#### Source text:
════════

David Marcus and Bill Ready Photo (1)
PayPal president David Marcus, left, with Braintree CEO Bill Ready.
Business Wire

A native Kentuckian is the new top executive at Pinterest.

Bill Ready, 42, is replacing longtime Pinterest CEO Ben Silbermann on Wednesday, June 29, according to a news release from the company.

Silbermann co-founded the San Francisco-based company (NYSE:PINS) in 2010, the same year he began serving as CEO. He is moving to the newly created role of executive chairman at the image-sharing social media company, which has more than 400 million active monthly users.

Ready, who grew up in the Fort Knox area, is a University of Louisville graduate with a Bachelor of Science in Information Systems and Finance. He comes to Pinterest from Alphabet-owned Google, where he had served as president of commerce, payments and next billion users since January 2020.

“There’s no better time to join Pinterest,” Ready said in the release. "I have long admired the brand and platform that Ben and the Pinterest team have created and everything the company stands for.

"I am excited to build on that foundation to further scale the Company’s ecosystem and drive increased value for shareholders. Having built multiple businesses from zero and operated at the scale of billions of users, I have a deep appreciation for what it takes to scale a business like this to the next level."

Ready will earn $400,000 in the new role and will also take a board seat.

Prior to his time at Google, Ready was executive vice president and COO of PayPal and CEO of Braintree and Venmo. He joined PayPal in 2013 after its acquisition of Braintree, which developed industry-leading payment solutions that power many of the world’s most disruptive businesses, such as Uber and Airbnb.

Ready is an investor and advisor at Venminder, an Elizabethtown, Kentucky-based third-party risk-management solutions company. Ready previously served as the president of Elizabethtown-based iPay Technologies, founded by Venminder founder Dana Bowers, which was acquired for $300 million in 2010.

Pinterest had a revenue of $2.5 billion in 2021, according to its year-end earnings report. It shares were down nearly 5% Tuesday, but jumped almost 10% after hours on news of Silbermann's departure. The stock is trading just under $20 a share as of noon Wednesday.

The transition into a payments-focused CEO could signal a move by Pinterest to further monetize its platform beyond advertising with e-commerce and direct payments between Pinterest users, according to a report by the San Fransisco Business Times.

════════

Annotated element entries
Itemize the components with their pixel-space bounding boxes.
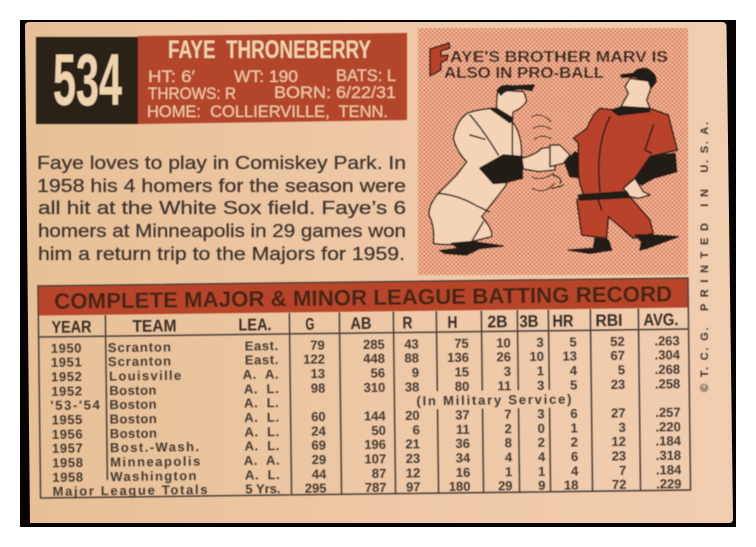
year column: 1950 xyxy=(51,340,82,356)
column headings: 2B xyxy=(487,312,508,332)
biography text: 1958 his 4 homers for the season were xyxy=(37,175,406,196)
R column: 23 xyxy=(406,451,420,466)
R column: 43 xyxy=(404,336,419,352)
HR column: 5 xyxy=(570,377,577,393)
career totals label: Major League Totals xyxy=(52,482,208,499)
RBI column: 72 xyxy=(612,477,627,492)
H column: 11 xyxy=(456,422,470,437)
G column: 44 xyxy=(312,466,327,482)
career span: 5 Yrs. xyxy=(245,481,281,496)
column headings: HR xyxy=(552,311,574,331)
player vitals: BATS: L xyxy=(336,67,396,85)
team column: Washington xyxy=(110,468,197,484)
3B column: 4 xyxy=(538,449,546,464)
HR column: 13 xyxy=(562,348,577,364)
team column: Boston xyxy=(109,397,158,412)
R column: 9 xyxy=(412,365,419,380)
column headings xyxy=(51,310,679,337)
HR column: 6 xyxy=(570,406,578,421)
H column xyxy=(447,336,471,494)
AVG column: .304 xyxy=(654,347,681,362)
R column: 38 xyxy=(405,379,419,395)
R column: 12 xyxy=(406,465,420,481)
G column: 295 xyxy=(305,480,327,496)
3B column: 3 xyxy=(537,378,544,393)
2B column: 4 xyxy=(505,450,513,465)
player vitals: HOME: COLLIERVILLE, TENN. xyxy=(147,103,388,121)
HR column: 5 xyxy=(569,334,577,350)
player vitals: THROWS: R xyxy=(148,85,236,103)
AVG column: .318 xyxy=(656,448,681,463)
HR column: 6 xyxy=(571,449,578,464)
AB column: 310 xyxy=(363,380,385,395)
H column: 136 xyxy=(447,350,469,365)
AVG column: .257 xyxy=(655,405,681,420)
H column: 16 xyxy=(456,465,470,480)
AB column: 787 xyxy=(365,480,387,495)
league column: A. L. xyxy=(245,467,280,482)
AVG column: .184 xyxy=(656,433,682,448)
HR column xyxy=(562,334,579,493)
2B column: 1 xyxy=(505,464,512,479)
team column: Minneapolis xyxy=(110,454,201,470)
H column: 36 xyxy=(455,436,470,451)
year column: 1955 xyxy=(52,412,83,427)
player info panel xyxy=(138,33,407,124)
card number box: 534 xyxy=(53,40,122,121)
RBI column: 7 xyxy=(619,463,626,478)
AB column: 285 xyxy=(363,337,385,352)
2B column: 11 xyxy=(497,378,511,393)
player vitals: BORN: 6/22/31 xyxy=(274,84,396,102)
player vitals xyxy=(147,67,396,121)
military service note: (In Military Service) xyxy=(416,391,572,408)
column headings: AVG. xyxy=(643,310,679,330)
HR column: 4 xyxy=(570,363,578,378)
G column: 79 xyxy=(310,338,325,353)
RBI column: 3 xyxy=(618,420,626,435)
column headings: 3B xyxy=(519,312,539,331)
3B column: 2 xyxy=(538,435,545,450)
year column: 1951 xyxy=(51,354,82,370)
RBI column: 23 xyxy=(611,377,625,392)
league column xyxy=(242,338,280,482)
league column: East. xyxy=(245,338,279,353)
RBI column: 67 xyxy=(610,348,625,363)
2B column: 26 xyxy=(496,349,511,364)
cartoon panel xyxy=(418,28,688,275)
AVG column: .184 xyxy=(656,462,682,477)
column headings: G xyxy=(305,315,315,334)
biography text: Faye loves to play in Comiskey Park. In xyxy=(37,152,406,173)
league column: A. L. xyxy=(244,438,280,453)
biography text xyxy=(37,152,406,264)
table title bar: COMPLETE MAJOR & MINOR LEAGUE BATTING RECORD xyxy=(54,281,672,314)
G column: 29 xyxy=(312,452,326,467)
column headings: TEAM xyxy=(132,316,177,336)
3B column: 1 xyxy=(537,363,544,378)
R column: 88 xyxy=(404,350,419,366)
league column: A. L. xyxy=(244,410,280,425)
RBI column xyxy=(610,334,627,492)
H column: 80 xyxy=(455,379,469,394)
column headings: YEAR xyxy=(51,317,92,337)
team column: Bost.-Wash. xyxy=(110,439,200,455)
team column: Scranton xyxy=(108,353,172,369)
AVG column: .229 xyxy=(656,476,682,491)
H column: 34 xyxy=(456,450,471,465)
biography text: homers at Minneapolis in 29 games won xyxy=(38,220,406,241)
2B column: 7 xyxy=(504,407,512,422)
G column xyxy=(303,337,327,496)
player name: FAYE THRONEBERRY xyxy=(168,36,371,64)
AVG column: .258 xyxy=(655,376,680,391)
league column: A. A. xyxy=(244,453,280,468)
3B column: 3 xyxy=(536,335,544,350)
year column: 1952 xyxy=(51,383,83,399)
HR column: 2 xyxy=(571,434,578,450)
2B column: 10 xyxy=(496,335,511,350)
R column: 21 xyxy=(405,436,420,452)
AVG column: .263 xyxy=(654,333,680,348)
AVG column: .268 xyxy=(655,362,680,377)
3B column: 1 xyxy=(538,464,545,479)
year column: 1958 xyxy=(52,455,84,470)
2B column xyxy=(496,335,513,493)
column headings: RBI xyxy=(595,311,623,330)
RBI column: 27 xyxy=(611,405,626,421)
cartoon: white uniform player xyxy=(429,85,555,255)
player vitals: HT: 6′ xyxy=(148,68,195,86)
2B column: 8 xyxy=(505,435,512,450)
AB column: 448 xyxy=(363,351,385,366)
team column: Boston xyxy=(110,411,158,427)
cartoon caption: AYE'S BROTHER MARV IS xyxy=(450,49,668,66)
team column: Boston xyxy=(109,383,157,398)
G column: 13 xyxy=(311,366,325,381)
R column: 97 xyxy=(406,479,421,495)
G column: 122 xyxy=(303,352,325,367)
AB column xyxy=(363,337,387,495)
column headings: AB xyxy=(350,314,372,333)
2B column: 29 xyxy=(498,478,513,493)
year column: 1957 xyxy=(52,440,83,456)
team column: Scranton xyxy=(108,339,172,355)
AVG column xyxy=(654,333,682,491)
2B column: 2 xyxy=(504,421,512,436)
H column: 180 xyxy=(449,479,471,494)
HR column: 4 xyxy=(571,463,579,479)
league column: A. L. xyxy=(244,395,280,410)
3B column: 10 xyxy=(529,349,544,364)
league column: East. xyxy=(245,352,279,367)
table grid xyxy=(38,278,691,498)
3B column: 9 xyxy=(538,478,546,493)
G column: 69 xyxy=(311,437,326,453)
league column: A. A. xyxy=(243,367,279,382)
HR column: 18 xyxy=(564,477,579,493)
AB column: 196 xyxy=(364,437,386,452)
year column: 1956 xyxy=(52,426,83,442)
AB column: 56 xyxy=(371,365,385,380)
card number box xyxy=(36,37,138,124)
column headings: R xyxy=(402,313,413,333)
copyright side text: © T. C. G. P R I N T E D I N U. S. A. xyxy=(699,122,711,392)
H column: 37 xyxy=(455,407,470,422)
team column: Boston xyxy=(110,426,158,441)
year column xyxy=(50,340,102,485)
biography text: him a return trip to the Majors for 1959. xyxy=(38,243,405,264)
G column: 60 xyxy=(311,409,326,424)
AVG column: .220 xyxy=(655,419,681,434)
AB column: 87 xyxy=(372,466,386,481)
year column: 1958 xyxy=(52,469,84,485)
team column: Louisville xyxy=(109,368,182,384)
team column xyxy=(108,339,201,484)
3B column: 0 xyxy=(537,421,545,436)
R column: 6 xyxy=(412,422,420,437)
RBI column: 52 xyxy=(610,334,625,349)
AB column: 107 xyxy=(364,451,386,467)
3B column xyxy=(529,335,546,493)
3B column: 3 xyxy=(537,406,545,421)
cartoon caption: ALSO IN PRO-BALL xyxy=(444,65,604,82)
H column: 75 xyxy=(454,336,469,351)
AB column: 50 xyxy=(371,423,386,438)
column headings: H xyxy=(447,313,458,332)
R column: 20 xyxy=(405,408,420,423)
H column: 15 xyxy=(455,364,469,379)
HR column: 1 xyxy=(570,420,578,436)
RBI column: 12 xyxy=(611,434,626,449)
AB column: 144 xyxy=(364,408,386,424)
G column: 24 xyxy=(311,423,327,439)
cartoon: red uniform player xyxy=(550,68,678,253)
cartoon caption xyxy=(430,43,668,82)
column headings: LEA. xyxy=(238,315,272,335)
RBI column: 5 xyxy=(618,362,625,377)
league column: A. L. xyxy=(244,381,279,396)
year column: '53-'54 xyxy=(50,397,101,413)
player vitals: WT: 190 xyxy=(234,68,298,86)
year column: 1952 xyxy=(51,369,83,384)
2B column: 3 xyxy=(504,364,511,379)
batting record table xyxy=(38,278,691,499)
R column xyxy=(404,336,421,495)
league column: A. L. xyxy=(244,424,280,439)
biography text: all hit at the White Sox field. Faye’s 6 xyxy=(38,197,406,218)
RBI column: 23 xyxy=(612,448,626,464)
G column: 98 xyxy=(311,380,325,396)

════════

#### Required actions:
1. Decide whether each statement agrees with the Pinterest CEO article, answering yes or no and quoting the words of the article that settle it: (a) Bill Ready grew up in the Fort Knox area. (b) Ben Silbermann is leaving Pinterest altogether. (c) Ready joined PayPal in 2010.
2. Extract everything in the Pinterest CEO article from "Ready is an" down to "million in 2010.".
Rely only on the Pinterest CEO article, not the listing.

#### Solved tasks:
1.
(a) Yes: "Ready, who grew up in the Fort Knox area"
(b) No: "He is moving to the newly created role of executive chairman"
(c) No: "He joined PayPal in 2013 after its acquisition of Braintree"

2.
Ready is an investor and advisor at Venminder, an Elizabethtown, Kentucky-based third-party risk-management solutions company. Ready previously served as the president of Elizabethtown-based iPay Technologies, founded by Venminder founder Dana Bowers, which was acquired for $300 million in 2010.